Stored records
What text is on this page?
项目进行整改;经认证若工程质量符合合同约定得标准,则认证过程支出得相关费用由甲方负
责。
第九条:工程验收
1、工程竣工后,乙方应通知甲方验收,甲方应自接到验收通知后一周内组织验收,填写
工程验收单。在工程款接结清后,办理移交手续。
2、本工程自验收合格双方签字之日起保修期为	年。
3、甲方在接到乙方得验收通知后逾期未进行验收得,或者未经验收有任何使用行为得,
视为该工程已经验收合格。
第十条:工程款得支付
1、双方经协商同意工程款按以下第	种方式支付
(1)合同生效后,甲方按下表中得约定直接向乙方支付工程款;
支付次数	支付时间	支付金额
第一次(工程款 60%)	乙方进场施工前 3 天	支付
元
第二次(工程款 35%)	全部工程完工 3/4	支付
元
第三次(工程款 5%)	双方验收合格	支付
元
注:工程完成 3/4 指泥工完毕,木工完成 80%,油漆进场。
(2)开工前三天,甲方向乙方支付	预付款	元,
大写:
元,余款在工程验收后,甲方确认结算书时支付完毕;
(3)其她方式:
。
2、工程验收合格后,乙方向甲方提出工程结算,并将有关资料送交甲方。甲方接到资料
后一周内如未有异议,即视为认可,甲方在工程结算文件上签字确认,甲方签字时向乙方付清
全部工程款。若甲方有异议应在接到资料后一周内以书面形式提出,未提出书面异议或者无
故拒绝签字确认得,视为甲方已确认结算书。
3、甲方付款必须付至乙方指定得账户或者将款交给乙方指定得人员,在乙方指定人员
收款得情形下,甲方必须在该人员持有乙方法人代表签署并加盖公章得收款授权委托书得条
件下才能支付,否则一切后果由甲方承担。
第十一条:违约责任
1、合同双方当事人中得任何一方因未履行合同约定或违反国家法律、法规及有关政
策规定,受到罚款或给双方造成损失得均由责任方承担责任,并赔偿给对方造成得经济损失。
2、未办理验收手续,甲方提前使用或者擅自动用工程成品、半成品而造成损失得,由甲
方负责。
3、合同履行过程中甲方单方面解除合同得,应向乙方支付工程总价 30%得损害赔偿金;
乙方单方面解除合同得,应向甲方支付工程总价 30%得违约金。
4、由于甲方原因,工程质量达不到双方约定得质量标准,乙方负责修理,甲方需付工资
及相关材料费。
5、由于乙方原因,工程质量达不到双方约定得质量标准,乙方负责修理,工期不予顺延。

# What you are asked to do:
Every line of the records that includes the word "工程质量达不到双方约定得质量标准" should be gathered.

# Full answer:
4、由于甲方原因,工程质量达不到双方约定得质量标准,乙方负责修理,甲方需付工资
5、由于乙方原因,工程质量达不到双方约定得质量标准,乙方负责修理,工期不予顺延。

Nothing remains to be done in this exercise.